_Problem requirements_
Output exactly the lines from the line with "Enumerate this screenshot's" through the end of the records below. Include nothing else.

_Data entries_
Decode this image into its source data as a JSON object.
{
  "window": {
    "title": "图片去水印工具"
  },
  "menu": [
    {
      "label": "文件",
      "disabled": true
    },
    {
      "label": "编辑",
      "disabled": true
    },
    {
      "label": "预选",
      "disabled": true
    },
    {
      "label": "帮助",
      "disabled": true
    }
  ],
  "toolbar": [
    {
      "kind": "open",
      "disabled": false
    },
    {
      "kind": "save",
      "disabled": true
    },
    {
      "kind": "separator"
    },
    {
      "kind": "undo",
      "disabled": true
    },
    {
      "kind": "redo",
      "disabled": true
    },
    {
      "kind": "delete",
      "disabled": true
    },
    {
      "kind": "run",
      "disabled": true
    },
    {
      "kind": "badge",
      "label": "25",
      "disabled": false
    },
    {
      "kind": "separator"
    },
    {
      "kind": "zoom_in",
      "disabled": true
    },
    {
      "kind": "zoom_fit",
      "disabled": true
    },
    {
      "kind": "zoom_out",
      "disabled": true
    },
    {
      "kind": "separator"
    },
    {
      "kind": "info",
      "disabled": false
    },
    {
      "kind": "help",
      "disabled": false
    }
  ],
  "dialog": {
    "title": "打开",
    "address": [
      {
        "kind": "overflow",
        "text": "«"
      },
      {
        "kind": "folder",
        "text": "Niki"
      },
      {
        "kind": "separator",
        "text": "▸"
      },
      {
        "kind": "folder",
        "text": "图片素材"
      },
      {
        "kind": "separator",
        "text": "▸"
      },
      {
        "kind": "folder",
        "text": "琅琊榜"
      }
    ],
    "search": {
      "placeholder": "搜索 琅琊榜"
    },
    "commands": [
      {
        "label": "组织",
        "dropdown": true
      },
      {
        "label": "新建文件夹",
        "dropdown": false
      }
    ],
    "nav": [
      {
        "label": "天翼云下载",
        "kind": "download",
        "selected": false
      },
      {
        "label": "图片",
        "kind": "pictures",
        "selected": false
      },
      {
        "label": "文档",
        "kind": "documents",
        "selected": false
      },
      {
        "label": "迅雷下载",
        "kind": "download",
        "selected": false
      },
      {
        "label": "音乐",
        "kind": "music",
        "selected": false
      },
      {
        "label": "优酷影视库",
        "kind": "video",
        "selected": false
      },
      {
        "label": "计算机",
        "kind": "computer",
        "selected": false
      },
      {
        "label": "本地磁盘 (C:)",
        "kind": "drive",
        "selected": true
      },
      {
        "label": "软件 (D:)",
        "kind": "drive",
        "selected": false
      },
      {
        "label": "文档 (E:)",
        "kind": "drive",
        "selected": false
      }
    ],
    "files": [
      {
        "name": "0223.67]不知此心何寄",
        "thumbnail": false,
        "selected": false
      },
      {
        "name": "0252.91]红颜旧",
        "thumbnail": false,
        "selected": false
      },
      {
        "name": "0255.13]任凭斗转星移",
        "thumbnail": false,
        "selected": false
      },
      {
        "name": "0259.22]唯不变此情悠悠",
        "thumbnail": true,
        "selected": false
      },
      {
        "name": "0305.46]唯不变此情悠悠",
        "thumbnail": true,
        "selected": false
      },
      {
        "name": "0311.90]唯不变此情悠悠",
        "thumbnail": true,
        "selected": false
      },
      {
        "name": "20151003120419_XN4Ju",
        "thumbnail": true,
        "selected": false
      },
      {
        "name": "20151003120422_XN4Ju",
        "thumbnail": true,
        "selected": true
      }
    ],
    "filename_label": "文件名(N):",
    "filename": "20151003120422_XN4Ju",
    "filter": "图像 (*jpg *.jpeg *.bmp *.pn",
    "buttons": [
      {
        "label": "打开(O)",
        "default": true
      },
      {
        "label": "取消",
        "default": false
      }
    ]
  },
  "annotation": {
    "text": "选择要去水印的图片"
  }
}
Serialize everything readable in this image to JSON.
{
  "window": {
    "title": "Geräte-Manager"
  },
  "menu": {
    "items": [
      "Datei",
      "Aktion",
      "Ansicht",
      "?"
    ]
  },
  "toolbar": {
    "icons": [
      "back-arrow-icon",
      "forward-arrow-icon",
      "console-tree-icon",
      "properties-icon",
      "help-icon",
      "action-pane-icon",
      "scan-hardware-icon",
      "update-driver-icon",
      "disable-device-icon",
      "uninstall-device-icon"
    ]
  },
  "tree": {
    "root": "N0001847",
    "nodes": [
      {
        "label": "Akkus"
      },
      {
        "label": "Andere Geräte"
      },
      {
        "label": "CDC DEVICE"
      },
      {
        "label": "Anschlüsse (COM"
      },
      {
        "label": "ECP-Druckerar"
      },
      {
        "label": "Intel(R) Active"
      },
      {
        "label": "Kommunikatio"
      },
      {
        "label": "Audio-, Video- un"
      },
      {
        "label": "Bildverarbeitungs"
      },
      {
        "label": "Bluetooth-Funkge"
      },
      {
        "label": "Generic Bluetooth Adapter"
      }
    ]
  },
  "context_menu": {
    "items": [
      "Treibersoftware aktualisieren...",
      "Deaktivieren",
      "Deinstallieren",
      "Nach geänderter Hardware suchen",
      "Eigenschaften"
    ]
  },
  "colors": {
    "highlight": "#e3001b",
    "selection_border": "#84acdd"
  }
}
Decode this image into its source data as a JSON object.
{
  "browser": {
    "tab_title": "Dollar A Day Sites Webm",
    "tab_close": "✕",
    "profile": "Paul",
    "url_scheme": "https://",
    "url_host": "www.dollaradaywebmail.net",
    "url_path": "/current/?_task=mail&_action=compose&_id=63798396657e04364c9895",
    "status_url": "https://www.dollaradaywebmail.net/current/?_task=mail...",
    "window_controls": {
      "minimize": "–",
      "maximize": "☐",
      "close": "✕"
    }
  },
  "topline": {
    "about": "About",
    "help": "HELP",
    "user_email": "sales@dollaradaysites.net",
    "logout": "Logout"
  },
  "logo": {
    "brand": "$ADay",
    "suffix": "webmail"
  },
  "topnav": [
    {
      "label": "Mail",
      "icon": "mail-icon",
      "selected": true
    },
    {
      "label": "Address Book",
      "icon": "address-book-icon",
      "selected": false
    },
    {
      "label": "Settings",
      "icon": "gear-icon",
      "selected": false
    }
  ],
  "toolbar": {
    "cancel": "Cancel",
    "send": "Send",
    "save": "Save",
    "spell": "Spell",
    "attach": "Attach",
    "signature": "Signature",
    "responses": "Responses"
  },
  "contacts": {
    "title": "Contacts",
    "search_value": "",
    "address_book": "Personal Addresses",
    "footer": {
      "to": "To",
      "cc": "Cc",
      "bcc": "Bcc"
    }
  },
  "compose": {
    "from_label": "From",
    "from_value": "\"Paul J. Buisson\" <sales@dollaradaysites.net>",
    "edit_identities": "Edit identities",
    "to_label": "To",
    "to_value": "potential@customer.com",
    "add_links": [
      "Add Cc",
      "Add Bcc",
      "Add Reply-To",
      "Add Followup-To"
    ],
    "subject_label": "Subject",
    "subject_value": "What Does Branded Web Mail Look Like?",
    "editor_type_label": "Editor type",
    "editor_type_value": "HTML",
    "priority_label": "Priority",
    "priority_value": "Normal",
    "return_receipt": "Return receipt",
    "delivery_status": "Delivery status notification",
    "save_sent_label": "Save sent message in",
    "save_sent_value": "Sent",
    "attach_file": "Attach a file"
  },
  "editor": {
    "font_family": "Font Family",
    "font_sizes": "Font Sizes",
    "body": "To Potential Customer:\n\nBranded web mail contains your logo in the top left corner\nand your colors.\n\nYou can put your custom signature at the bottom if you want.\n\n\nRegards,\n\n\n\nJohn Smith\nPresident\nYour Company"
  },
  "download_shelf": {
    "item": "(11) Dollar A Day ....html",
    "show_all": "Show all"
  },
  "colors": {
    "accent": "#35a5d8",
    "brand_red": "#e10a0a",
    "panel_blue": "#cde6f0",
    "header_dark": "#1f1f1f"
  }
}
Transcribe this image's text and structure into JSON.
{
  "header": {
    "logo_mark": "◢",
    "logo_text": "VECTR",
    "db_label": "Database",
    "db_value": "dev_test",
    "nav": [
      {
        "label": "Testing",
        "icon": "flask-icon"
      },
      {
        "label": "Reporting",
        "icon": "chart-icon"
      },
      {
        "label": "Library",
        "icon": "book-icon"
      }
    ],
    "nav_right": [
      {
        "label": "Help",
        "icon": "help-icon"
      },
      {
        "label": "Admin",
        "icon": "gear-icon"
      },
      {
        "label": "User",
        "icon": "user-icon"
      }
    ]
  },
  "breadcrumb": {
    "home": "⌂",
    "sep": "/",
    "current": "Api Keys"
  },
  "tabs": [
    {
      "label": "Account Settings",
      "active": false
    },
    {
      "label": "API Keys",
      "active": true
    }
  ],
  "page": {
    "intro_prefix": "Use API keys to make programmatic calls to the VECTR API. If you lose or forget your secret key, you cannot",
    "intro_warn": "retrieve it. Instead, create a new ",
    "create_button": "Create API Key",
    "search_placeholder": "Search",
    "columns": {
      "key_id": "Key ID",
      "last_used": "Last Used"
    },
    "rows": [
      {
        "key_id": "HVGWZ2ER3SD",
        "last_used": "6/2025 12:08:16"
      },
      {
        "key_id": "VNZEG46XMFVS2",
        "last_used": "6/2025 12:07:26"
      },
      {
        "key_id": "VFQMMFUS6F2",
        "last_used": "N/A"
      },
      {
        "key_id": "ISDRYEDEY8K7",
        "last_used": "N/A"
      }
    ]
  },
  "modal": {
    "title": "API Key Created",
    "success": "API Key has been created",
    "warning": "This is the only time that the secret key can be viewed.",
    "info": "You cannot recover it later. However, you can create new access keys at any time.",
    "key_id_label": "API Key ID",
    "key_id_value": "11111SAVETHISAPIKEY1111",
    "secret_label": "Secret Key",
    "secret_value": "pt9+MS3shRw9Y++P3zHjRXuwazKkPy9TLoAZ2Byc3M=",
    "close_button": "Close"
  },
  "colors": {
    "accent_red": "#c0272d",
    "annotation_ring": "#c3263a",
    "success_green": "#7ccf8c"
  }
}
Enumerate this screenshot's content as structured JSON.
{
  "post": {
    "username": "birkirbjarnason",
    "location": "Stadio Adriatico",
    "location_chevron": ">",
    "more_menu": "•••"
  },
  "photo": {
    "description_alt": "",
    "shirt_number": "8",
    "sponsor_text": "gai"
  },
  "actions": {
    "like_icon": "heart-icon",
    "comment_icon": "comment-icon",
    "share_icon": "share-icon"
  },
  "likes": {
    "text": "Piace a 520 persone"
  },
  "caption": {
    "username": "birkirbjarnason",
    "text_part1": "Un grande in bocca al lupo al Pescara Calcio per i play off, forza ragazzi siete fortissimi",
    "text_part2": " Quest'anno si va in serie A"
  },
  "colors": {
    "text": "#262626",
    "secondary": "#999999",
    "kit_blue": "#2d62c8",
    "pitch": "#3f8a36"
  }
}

_Answer to the task_
Enumerate this screenshot's content as structured JSON.
{
  "post": {
    "username": "birkirbjarnason",
    "location": "Stadio Adriatico",
    "location_chevron": ">",
    "more_menu": "•••"
  },
  "photo": {
    "description_alt": "",
    "shirt_number": "8",
    "sponsor_text": "gai"
  },
  "actions": {
    "like_icon": "heart-icon",
    "comment_icon": "comment-icon",
    "share_icon": "share-icon"
  },
  "likes": {
    "text": "Piace a 520 persone"
  },
  "caption": {
    "username": "birkirbjarnason",
    "text_part1": "Un grande in bocca al lupo al Pescara Calcio per i play off, forza ragazzi siete fortissimi",
    "text_part2": " Quest'anno si va in serie A"
  },
  "colors": {
    "text": "#262626",
    "secondary": "#999999",
    "kit_blue": "#2d62c8",
    "pitch": "#3f8a36"
  }
}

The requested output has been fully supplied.